### Task statement
Below are records; print only the lines from the line containing "What data populates" to the end, both included, reproduced exactly and without the pictures.

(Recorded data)
++++++++++

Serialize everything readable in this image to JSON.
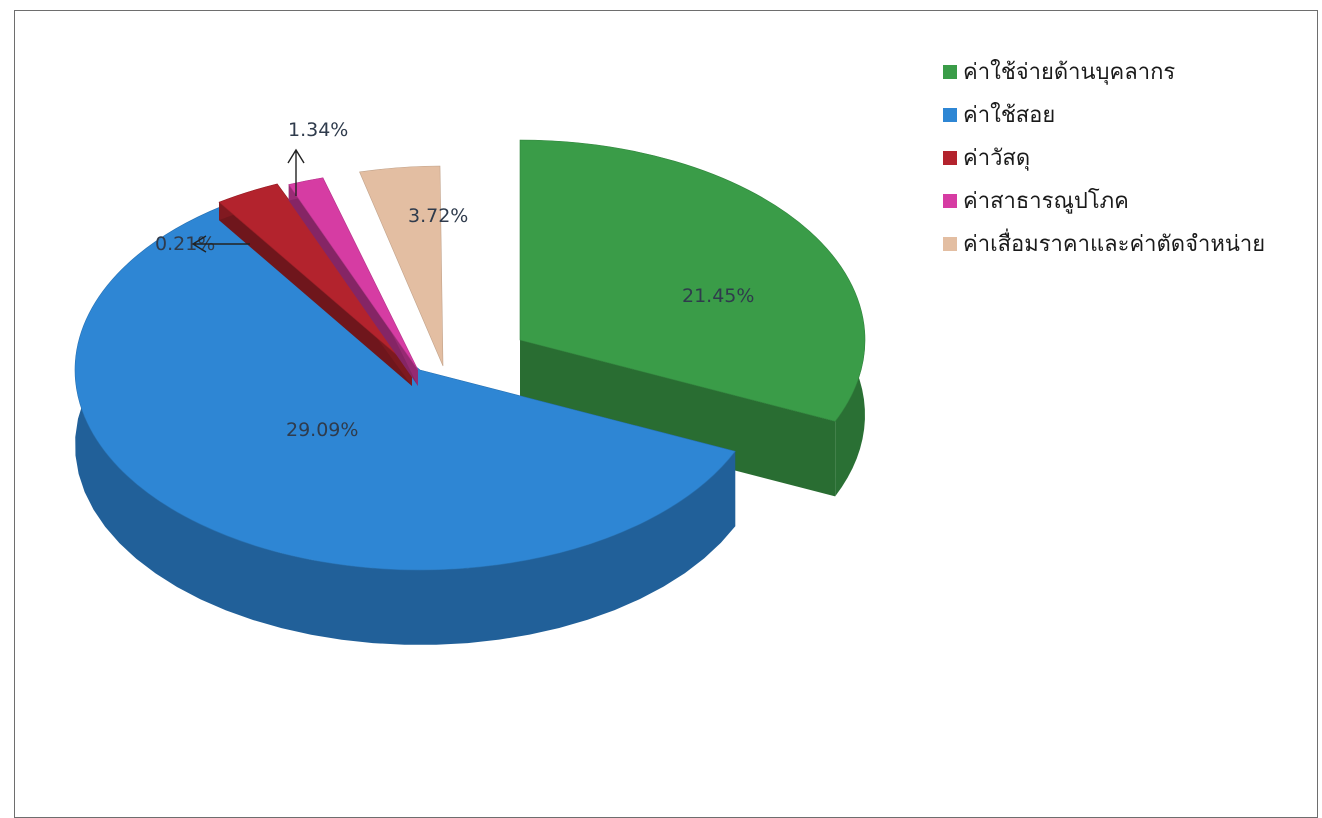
{
  "chart_data": {
    "type": "pie",
    "title": "",
    "slices": [
      {
        "label": "ค่าใช้จ่ายด้านบุคลากร",
        "value_label": "21.45%",
        "value": 21.45,
        "color": "#3a9c48"
      },
      {
        "label": "ค่าใช้สอย",
        "value_label": "29.09%",
        "value": 29.09,
        "color": "#2e86d4"
      },
      {
        "label": "ค่าวัสดุ",
        "value_label": "0.21%",
        "value": 0.21,
        "color": "#b3232d"
      },
      {
        "label": "ค่าสาธารณูปโภค",
        "value_label": "1.34%",
        "value": 1.34,
        "color": "#d63ca3"
      },
      {
        "label": "ค่าเสื่อมราคาและค่าตัดจำหน่าย",
        "value_label": "3.72%",
        "value": 3.72,
        "color": "#e3bea2"
      }
    ],
    "legend_position": "top-right",
    "style": "3d-exploded"
  }
}
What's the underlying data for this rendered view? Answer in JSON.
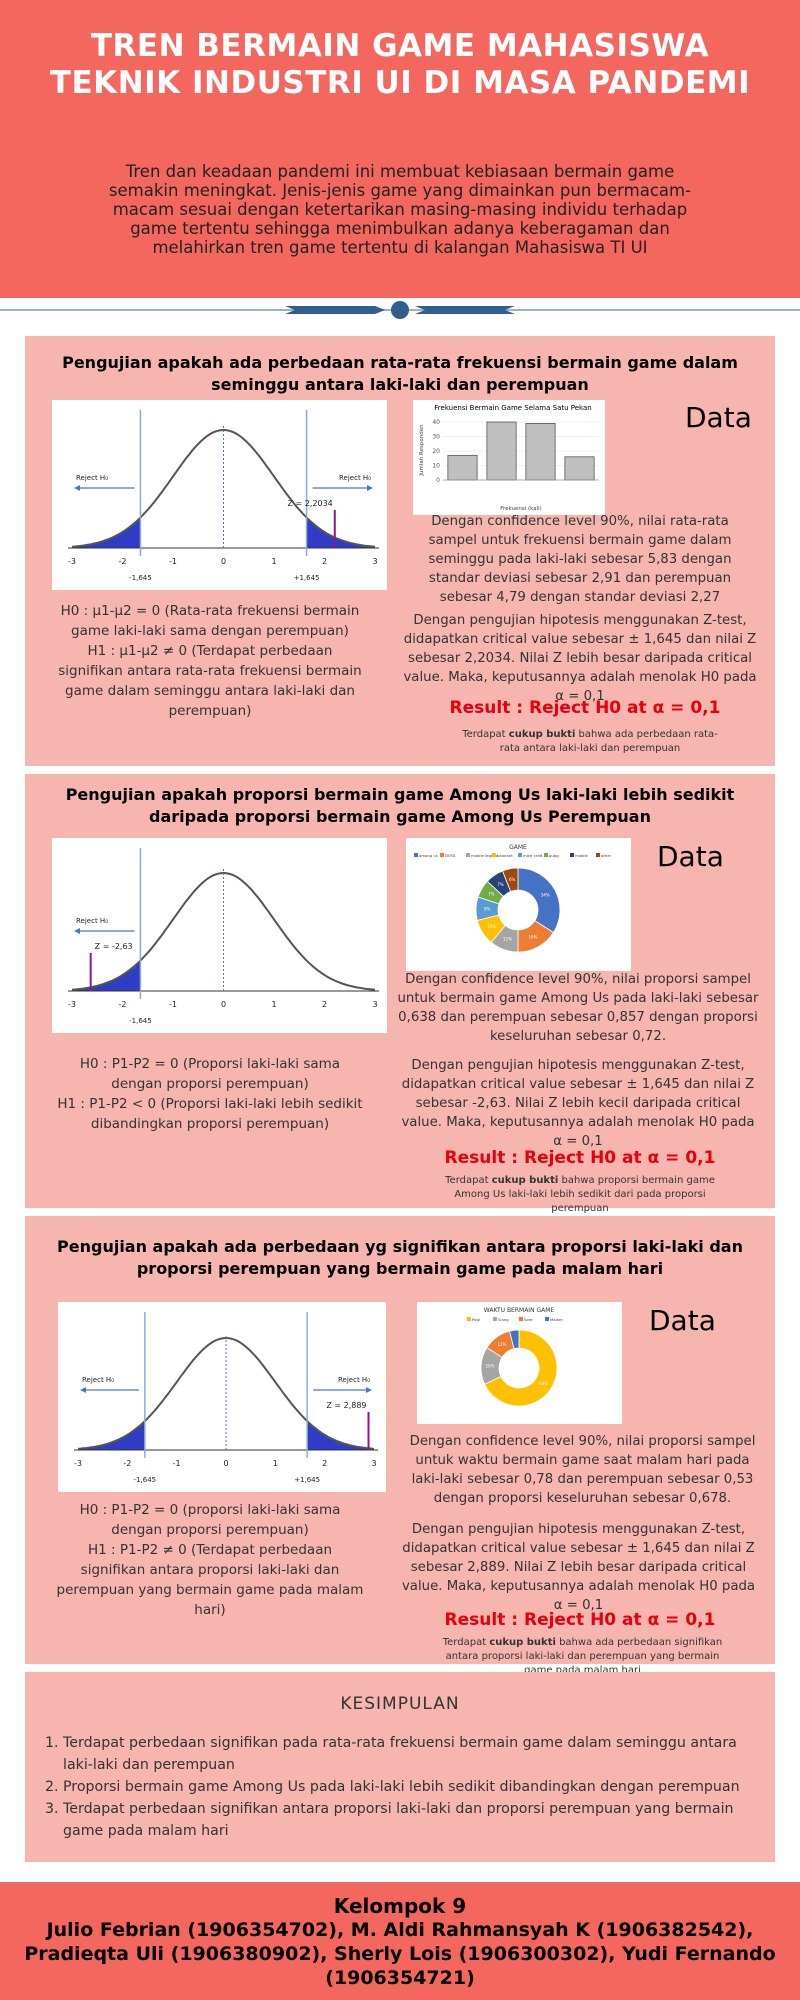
{
  "header": {
    "title": "TREN BERMAIN GAME MAHASISWA TEKNIK INDUSTRI UI DI MASA PANDEMI",
    "intro": "Tren dan keadaan pandemi ini membuat kebiasaan bermain game semakin meningkat. Jenis-jenis game yang dimainkan pun bermacam-macam sesuai dengan ketertarikan masing-masing individu terhadap game tertentu sehingga menimbulkan adanya keberagaman dan melahirkan tren game tertentu di kalangan Mahasiswa TI UI"
  },
  "colors": {
    "accent": "#f4675f",
    "panel": "#f7b5b0",
    "result": "#e8000b",
    "divider": "#2f5f8f"
  },
  "section1": {
    "title": "Pengujian apakah ada perbedaan rata-rata frekuensi bermain game dalam seminggu antara laki-laki dan perempuan",
    "data_label": "Data",
    "curve": {
      "reject_left": "Reject H₀",
      "reject_right": "Reject H₀",
      "z_label": "Z = 2,2034",
      "crit_left": "-1,645",
      "crit_right": "+1,645",
      "ticks": [
        "-3",
        "-2",
        "-1",
        "0",
        "1",
        "2",
        "3"
      ]
    },
    "hypothesis": "H0 : μ1-μ2 = 0 (Rata-rata frekuensi bermain game laki-laki sama dengan perempuan)\nH1 : μ1-μ2 ≠ 0 (Terdapat perbedaan signifikan antara rata-rata frekuensi bermain game dalam seminggu antara laki-laki dan perempuan)",
    "text1": "Dengan confidence level 90%, nilai rata-rata sampel untuk frekuensi bermain game dalam seminggu pada laki-laki sebesar 5,83 dengan standar deviasi sebesar 2,91 dan perempuan sebesar 4,79 dengan standar deviasi 2,27",
    "text2": "Dengan pengujian hipotesis menggunakan Z-test, didapatkan critical value sebesar ± 1,645 dan nilai Z sebesar 2,2034. Nilai Z lebih besar daripada critical value. Maka, keputusannya adalah menolak H0 pada α = 0,1",
    "result": "Result : Reject H0 at α = 0,1",
    "note_pre": "Terdapat ",
    "note_bold": "cukup bukti",
    "note_post": " bahwa ada perbedaan rata-rata antara laki-laki dan perempuan"
  },
  "section2": {
    "title": "Pengujian apakah proporsi bermain game Among Us laki-laki lebih sedikit daripada proporsi bermain game Among Us Perempuan",
    "data_label": "Data",
    "curve": {
      "reject_left": "Reject H₀",
      "z_label": "Z = -2,63",
      "crit_left": "-1,645",
      "ticks": [
        "-3",
        "-2",
        "-1",
        "0",
        "1",
        "2",
        "3"
      ]
    },
    "hypothesis": "H0 : P1-P2 = 0 (Proporsi laki-laki sama dengan proporsi perempuan)\nH1 : P1-P2 < 0 (Proporsi laki-laki lebih sedikit dibandingkan proporsi perempuan)",
    "text1": "Dengan confidence level 90%, nilai proporsi sampel untuk bermain game Among Us pada laki-laki sebesar 0,638 dan perempuan sebesar 0,857 dengan proporsi keseluruhan sebesar 0,72.",
    "text2": "Dengan pengujian hipotesis menggunakan Z-test, didapatkan critical value sebesar ± 1,645 dan nilai Z sebesar -2,63. Nilai Z lebih kecil daripada critical value. Maka, keputusannya adalah menolak H0 pada α = 0,1",
    "result": "Result : Reject H0 at α = 0,1",
    "note_pre": "Terdapat ",
    "note_bold": "cukup bukti",
    "note_post": " bahwa proporsi bermain game Among Us laki-laki lebih sedikit dari pada proporsi perempuan"
  },
  "section3": {
    "title": "Pengujian apakah ada perbedaan yg signifikan antara proporsi laki-laki dan proporsi perempuan yang bermain game pada malam hari",
    "data_label": "Data",
    "curve": {
      "reject_left": "Reject H₀",
      "reject_right": "Reject H₀",
      "z_label": "Z = 2,889",
      "crit_left": "-1,645",
      "crit_right": "+1,645",
      "ticks": [
        "-3",
        "-2",
        "-1",
        "0",
        "1",
        "2",
        "3"
      ]
    },
    "hypothesis": "H0 : P1-P2 = 0 (proporsi laki-laki sama dengan proporsi perempuan)\nH1 : P1-P2 ≠ 0 (Terdapat perbedaan signifikan antara proporsi laki-laki dan perempuan yang bermain game pada malam hari)",
    "text1": "Dengan confidence level 90%, nilai proporsi sampel untuk waktu bermain game saat malam hari pada laki-laki sebesar 0,78 dan perempuan sebesar 0,53 dengan proporsi keseluruhan sebesar 0,678.",
    "text2": "Dengan pengujian hipotesis menggunakan Z-test, didapatkan critical value sebesar ± 1,645 dan nilai Z sebesar 2,889. Nilai Z lebih besar daripada critical value. Maka, keputusannya adalah menolak H0 pada α = 0,1",
    "result": "Result : Reject H0 at α = 0,1",
    "note_pre": "Terdapat ",
    "note_bold": "cukup bukti",
    "note_post": " bahwa ada perbedaan signifikan antara proporsi laki-laki dan perempuan yang bermain game pada malam hari"
  },
  "chart_data": [
    {
      "type": "bar",
      "title": "Frekuensi Bermain Game Selama Satu Pekan",
      "xlabel": "Frekuensi (kali)",
      "ylabel": "Jumlah Responden",
      "yticks": [
        "0",
        "10",
        "20",
        "30",
        "40"
      ],
      "ylim": [
        0,
        40
      ],
      "values": [
        17,
        40,
        39,
        16
      ]
    },
    {
      "type": "pie",
      "title": "GAME",
      "legend": [
        "among us",
        "DOTA",
        "mobile legend",
        "valorant",
        "mine craft",
        "pubg",
        "mobile",
        "other"
      ],
      "values": [
        34,
        16,
        11,
        10,
        9,
        7,
        7,
        6
      ],
      "colors": [
        "#4472c4",
        "#ed7d31",
        "#a5a5a5",
        "#ffc000",
        "#5b9bd5",
        "#70ad47",
        "#264478",
        "#9e480e"
      ]
    },
    {
      "type": "pie",
      "title": "WAKTU BERMAIN GAME",
      "legend": [
        "Pagi",
        "Siang",
        "Sore",
        "Malam"
      ],
      "values": [
        68,
        16,
        12,
        4
      ],
      "colors": [
        "#ffc000",
        "#a5a5a5",
        "#ed7d31",
        "#4472c4"
      ]
    }
  ],
  "kesimpulan": {
    "title": "KESIMPULAN",
    "items": [
      "Terdapat perbedaan signifikan pada rata-rata frekuensi bermain game dalam seminggu antara laki-laki dan perempuan",
      "Proporsi bermain game Among Us pada laki-laki lebih sedikit dibandingkan dengan perempuan",
      "Terdapat perbedaan signifikan antara proporsi laki-laki dan proporsi perempuan yang bermain game pada malam hari"
    ]
  },
  "footer": {
    "group": "Kelompok 9",
    "names": "Julio Febrian (1906354702), M. Aldi Rahmansyah K (1906382542), Pradieqta Uli (1906380902), Sherly Lois (1906300302), Yudi Fernando (1906354721)"
  }
}
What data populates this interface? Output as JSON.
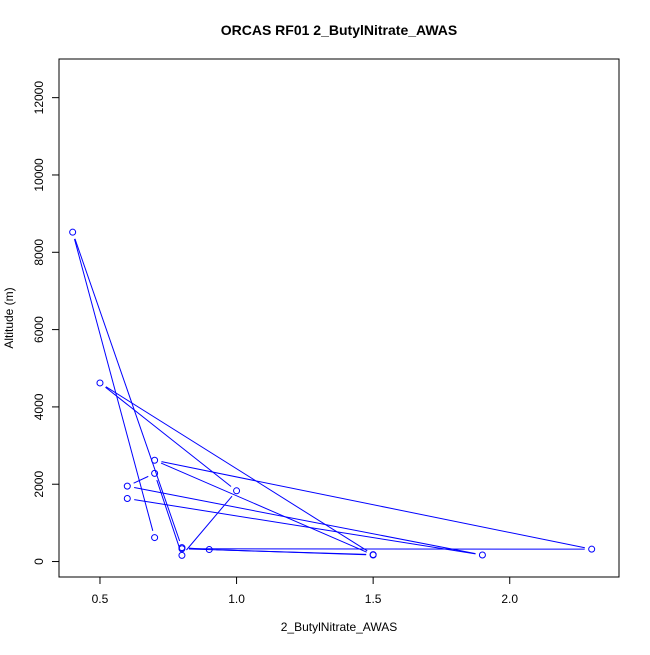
{
  "chart_data": {
    "type": "line",
    "title": "ORCAS RF01 2_ButylNitrate_AWAS",
    "xlabel": "2_ButylNitrate_AWAS",
    "ylabel": "Altitude (m)",
    "xlim": [
      0.35,
      2.4
    ],
    "ylim": [
      -400,
      13000
    ],
    "xticks": [
      0.5,
      1.0,
      1.5,
      2.0
    ],
    "xtick_labels": [
      "0.5",
      "1.0",
      "1.5",
      "2.0"
    ],
    "yticks": [
      0,
      2000,
      4000,
      6000,
      8000,
      10000,
      12000
    ],
    "ytick_labels": [
      "0",
      "2000",
      "4000",
      "6000",
      "8000",
      "10000",
      "12000"
    ],
    "grid": false,
    "series_color": "#0000ff",
    "series": [
      {
        "x": [
          0.7,
          0.4,
          0.8,
          0.9,
          1.5,
          0.7,
          2.3,
          0.8,
          1.5,
          0.5,
          1.0,
          0.8,
          0.7,
          0.6,
          1.9,
          0.6
        ],
        "y": [
          620,
          8520,
          360,
          310,
          170,
          2620,
          320,
          330,
          180,
          4620,
          1830,
          160,
          2280,
          1950,
          170,
          1630
        ]
      }
    ]
  }
}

++++++++++

### Output
What data populates this interface? Output as JSON.
{
  "chart_data": {
    "type": "line",
    "title": "ORCAS RF01 2_ButylNitrate_AWAS",
    "xlabel": "2_ButylNitrate_AWAS",
    "ylabel": "Altitude (m)",
    "xlim": [
      0.35,
      2.4
    ],
    "ylim": [
      -400,
      13000
    ],
    "xticks": [
      0.5,
      1.0,
      1.5,
      2.0
    ],
    "xtick_labels": [
      "0.5",
      "1.0",
      "1.5",
      "2.0"
    ],
    "yticks": [
      0,
      2000,
      4000,
      6000,
      8000,
      10000,
      12000
    ],
    "ytick_labels": [
      "0",
      "2000",
      "4000",
      "6000",
      "8000",
      "10000",
      "12000"
    ],
    "grid": false,
    "series_color": "#0000ff",
    "series": [
      {
        "x": [
          0.7,
          0.4,
          0.8,
          0.9,
          1.5,
          0.7,
          2.3,
          0.8,
          1.5,
          0.5,
          1.0,
          0.8,
          0.7,
          0.6,
          1.9,
          0.6
        ],
        "y": [
          620,
          8520,
          360,
          310,
          170,
          2620,
          320,
          330,
          180,
          4620,
          1830,
          160,
          2280,
          1950,
          170,
          1630
        ]
      }
    ]
  }
}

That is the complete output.